## EXERCISE DESCRIPTION
Among the entries, which lines carry the string "Error"? Copy each of them.

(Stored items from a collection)
__________________________________________________

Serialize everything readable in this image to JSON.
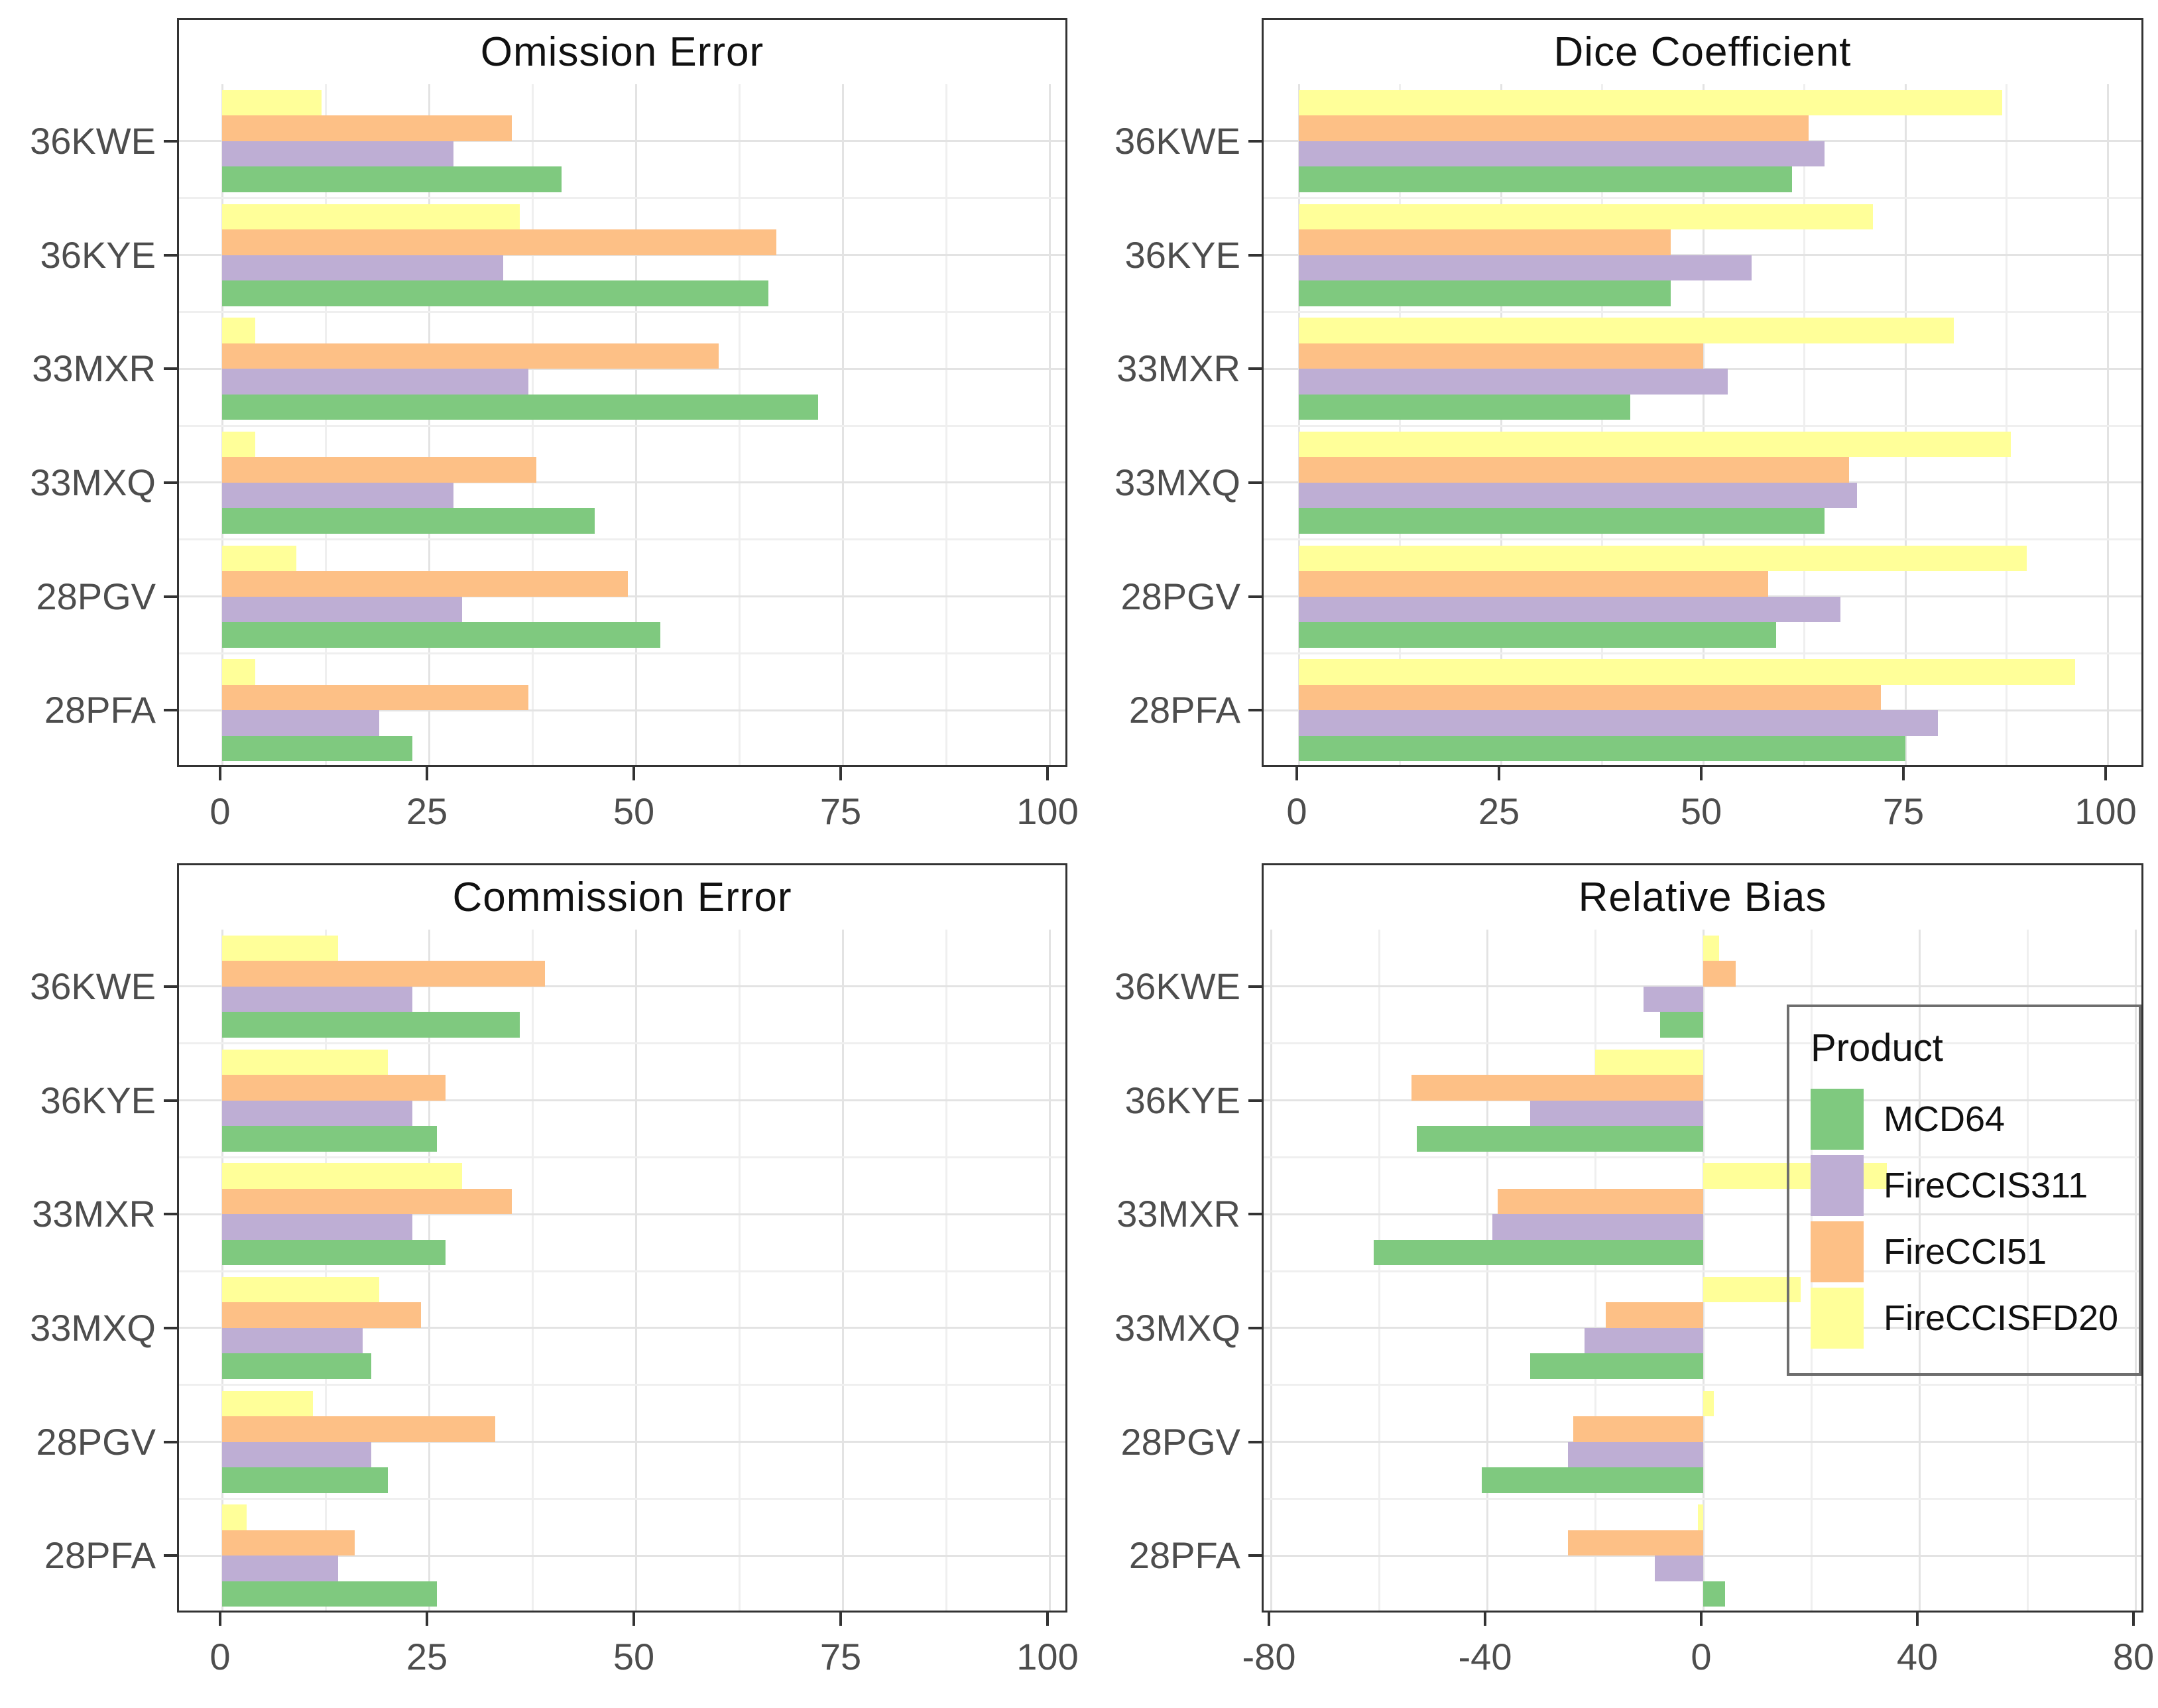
{
  "figure_title": "",
  "palette": {
    "MCD64": "#7FC97F",
    "FireCCIS311": "#BEAED4",
    "FireCCI51": "#FDC086",
    "FireCCISFD20": "#FFFF99"
  },
  "style_colors": {
    "panel_border": "#333333",
    "grid_major": "#e3e3e3",
    "grid_minor": "#efefef",
    "axis_text": "#4d4d4d",
    "legend_border": "#6e6e6e"
  },
  "sites": [
    "36KWE",
    "36KYE",
    "33MXR",
    "33MXQ",
    "28PGV",
    "28PFA"
  ],
  "legend": {
    "title": "Product",
    "items": [
      {
        "label": "MCD64",
        "color": "#7FC97F"
      },
      {
        "label": "FireCCIS311",
        "color": "#BEAED4"
      },
      {
        "label": "FireCCI51",
        "color": "#FDC086"
      },
      {
        "label": "FireCCISFD20",
        "color": "#FFFF99"
      }
    ]
  },
  "chart_data": [
    {
      "type": "bar",
      "orientation": "horizontal",
      "title": "Omission Error",
      "categories": [
        "36KWE",
        "36KYE",
        "33MXR",
        "33MXQ",
        "28PGV",
        "28PFA"
      ],
      "xlim": [
        0,
        100
      ],
      "xticks": [
        0,
        25,
        50,
        75,
        100
      ],
      "xtick_labels": [
        "0",
        "25",
        "50",
        "75",
        "100"
      ],
      "minor_step": 12.5,
      "grid": true,
      "series": [
        {
          "name": "MCD64",
          "color": "#7FC97F",
          "values": [
            41,
            66,
            72,
            45,
            53,
            23
          ]
        },
        {
          "name": "FireCCIS311",
          "color": "#BEAED4",
          "values": [
            28,
            34,
            37,
            28,
            29,
            19
          ]
        },
        {
          "name": "FireCCI51",
          "color": "#FDC086",
          "values": [
            35,
            67,
            60,
            38,
            49,
            37
          ]
        },
        {
          "name": "FireCCISFD20",
          "color": "#FFFF99",
          "values": [
            12,
            36,
            4,
            4,
            9,
            4
          ]
        }
      ]
    },
    {
      "type": "bar",
      "orientation": "horizontal",
      "title": "Dice Coefficient",
      "categories": [
        "36KWE",
        "36KYE",
        "33MXR",
        "33MXQ",
        "28PGV",
        "28PFA"
      ],
      "xlim": [
        0,
        100
      ],
      "xticks": [
        0,
        25,
        50,
        75,
        100
      ],
      "xtick_labels": [
        "0",
        "25",
        "50",
        "75",
        "100"
      ],
      "minor_step": 12.5,
      "grid": true,
      "series": [
        {
          "name": "MCD64",
          "color": "#7FC97F",
          "values": [
            61,
            46,
            41,
            65,
            59,
            75
          ]
        },
        {
          "name": "FireCCIS311",
          "color": "#BEAED4",
          "values": [
            65,
            56,
            53,
            69,
            67,
            79
          ]
        },
        {
          "name": "FireCCI51",
          "color": "#FDC086",
          "values": [
            63,
            46,
            50,
            68,
            58,
            72
          ]
        },
        {
          "name": "FireCCISFD20",
          "color": "#FFFF99",
          "values": [
            87,
            71,
            81,
            88,
            90,
            96
          ]
        }
      ]
    },
    {
      "type": "bar",
      "orientation": "horizontal",
      "title": "Commission Error",
      "categories": [
        "36KWE",
        "36KYE",
        "33MXR",
        "33MXQ",
        "28PGV",
        "28PFA"
      ],
      "xlim": [
        0,
        100
      ],
      "xticks": [
        0,
        25,
        50,
        75,
        100
      ],
      "xtick_labels": [
        "0",
        "25",
        "50",
        "75",
        "100"
      ],
      "minor_step": 12.5,
      "grid": true,
      "series": [
        {
          "name": "MCD64",
          "color": "#7FC97F",
          "values": [
            36,
            26,
            27,
            18,
            20,
            26
          ]
        },
        {
          "name": "FireCCIS311",
          "color": "#BEAED4",
          "values": [
            23,
            23,
            23,
            17,
            18,
            14
          ]
        },
        {
          "name": "FireCCI51",
          "color": "#FDC086",
          "values": [
            39,
            27,
            35,
            24,
            33,
            16
          ]
        },
        {
          "name": "FireCCISFD20",
          "color": "#FFFF99",
          "values": [
            14,
            20,
            29,
            19,
            11,
            3
          ]
        }
      ]
    },
    {
      "type": "bar",
      "orientation": "horizontal",
      "title": "Relative Bias",
      "categories": [
        "36KWE",
        "36KYE",
        "33MXR",
        "33MXQ",
        "28PGV",
        "28PFA"
      ],
      "xlim": [
        -80,
        80
      ],
      "xticks": [
        -80,
        -40,
        0,
        40,
        80
      ],
      "xtick_labels": [
        "-80",
        "-40",
        "0",
        "40",
        "80"
      ],
      "minor_step": 20,
      "grid": true,
      "legend_inside": true,
      "series": [
        {
          "name": "MCD64",
          "color": "#7FC97F",
          "values": [
            -8,
            -53,
            -61,
            -32,
            -41,
            4
          ]
        },
        {
          "name": "FireCCIS311",
          "color": "#BEAED4",
          "values": [
            -11,
            -32,
            -39,
            -22,
            -25,
            -9
          ]
        },
        {
          "name": "FireCCI51",
          "color": "#FDC086",
          "values": [
            6,
            -54,
            -38,
            -18,
            -24,
            -25
          ]
        },
        {
          "name": "FireCCISFD20",
          "color": "#FFFF99",
          "values": [
            3,
            -20,
            34,
            18,
            2,
            -1
          ]
        }
      ]
    }
  ]
}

__________________________________________________

## OUTPUT OF THE TASK
      "title": "Omission Error",
      "title": "Commission Error",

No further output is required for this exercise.